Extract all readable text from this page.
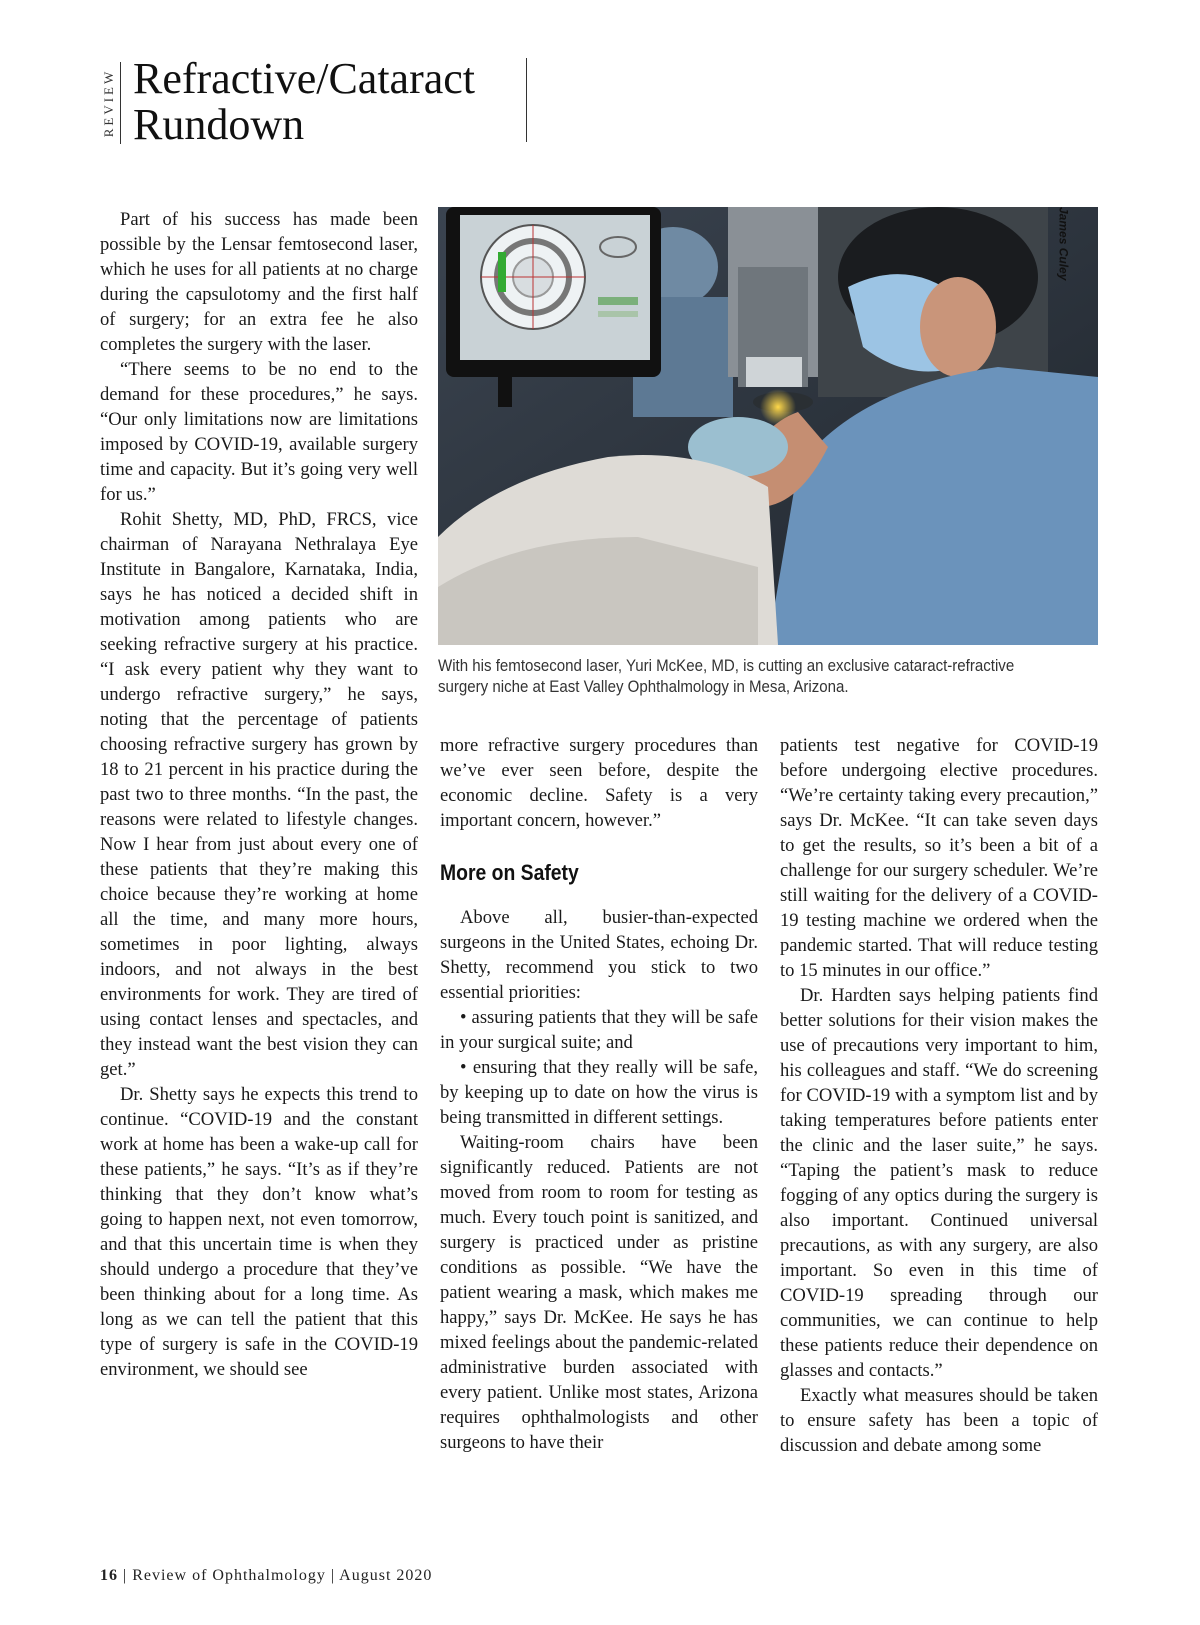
REVIEW Refractive/Cataract
Rundown

Part of his success has made been possible by the Lensar femtosecond laser, which he uses for all patients at no charge during the capsulotomy and the first half of surgery; for an extra fee he also completes the surgery with the laser.

“There seems to be no end to the demand for these procedures,” he says. “Our only limitations now are limitations imposed by COVID-19, available surgery time and capacity. But it’s going very well for us.”

Rohit Shetty, MD, PhD, FRCS, vice chairman of Narayana Nethralaya Eye Institute in Bangalore, Karnataka, India, says he has noticed a decided shift in motivation among patients who are seeking refractive surgery at his practice. “I ask every patient why they want to undergo refractive surgery,” he says, noting that the percentage of patients choosing refractive surgery has grown by 18 to 21 percent in his practice during the past two to three months. “In the past, the reasons were related to lifestyle changes. Now I hear from just about every one of these patients that they’re making this choice because they’re working at home all the time, and many more hours, sometimes in poor lighting, always indoors, and not always in the best environments for work. They are tired of using contact lenses and spectacles, and they instead want the best vision they can get.”

Dr. Shetty says he expects this trend to continue. “COVID-19 and the constant work at home has been a wake-up call for these patients,” he says. “It’s as if they’re thinking that they don’t know what’s going to happen next, not even tomorrow, and that this uncertain time is when they should undergo a procedure that they’ve been thinking about for a long time. As long as we can tell the patient that this type of surgery is safe in the COVID-19 environment, we should see

James Culey
With his femtosecond laser, Yuri McKee, MD, is cutting an exclusive cataract-refractive surgery niche at East Valley Ophthalmology in Mesa, Arizona.

more refractive surgery procedures than we’ve ever seen before, despite the economic decline. Safety is a very important concern, however.”

More on Safety

Above all, busier-than-expected surgeons in the United States, echoing Dr. Shetty, recommend you stick to two essential priorities:

• assuring patients that they will be safe in your surgical suite; and

• ensuring that they really will be safe, by keeping up to date on how the virus is being transmitted in different settings.

Waiting-room chairs have been significantly reduced. Patients are not moved from room to room for testing as much. Every touch point is sanitized, and surgery is practiced under as pristine conditions as possible. “We have the patient wearing a mask, which makes me happy,” says Dr. McKee. He says he has mixed feelings about the pandemic-related administrative burden associated with every patient. Unlike most states, Arizona requires ophthalmologists and other surgeons to have their

patients test negative for COVID-19 before undergoing elective procedures. “We’re certainty taking every precaution,” says Dr. McKee. “It can take seven days to get the results, so it’s been a bit of a challenge for our surgery scheduler. We’re still waiting for the delivery of a COVID-19 testing machine we ordered when the pandemic started. That will reduce testing to 15 minutes in our office.”

Dr. Hardten says helping patients find better solutions for their vision makes the use of precautions very important to him, his colleagues and staff. “We do screening for COVID-19 with a symptom list and by taking temperatures before patients enter the clinic and the laser suite,” he says. “Taping the patient’s mask to reduce fogging of any optics during the surgery is also important. Continued universal precautions, as with any surgery, are also important. So even in this time of COVID-19 spreading through our communities, we can continue to help these patients reduce their dependence on glasses and contacts.”

Exactly what measures should be taken to ensure safety has been a topic of discussion and debate among some

16 | Review of Ophthalmology | August 2020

WHAT TO PRODUCE:
For each line above that carries the word "continue", copy it out.

OUTPUT FOR THIS TASK:
Dr. Shetty says he expects this trend to continue. “COVID-19 and the constant work at home has been a wake-up call for these patients,” he says. “It’s as if they’re thinking that they don’t know what’s going to happen next, not even tomorrow, and that this uncertain time is when they should undergo a procedure that they’ve been thinking about for a long time. As long as we can tell the patient that this type of surgery is safe in the COVID-19 environment, we should see
Dr. Hardten says helping patients find better solutions for their vision makes the use of precautions very important to him, his colleagues and staff. “We do screening for COVID-19 with a symptom list and by taking temperatures before patients enter the clinic and the laser suite,” he says. “Taping the patient’s mask to reduce fogging of any optics during the surgery is also important. Continued universal precautions, as with any surgery, are also important. So even in this time of COVID-19 spreading through our communities, we can continue to help these patients reduce their dependence on glasses and contacts.”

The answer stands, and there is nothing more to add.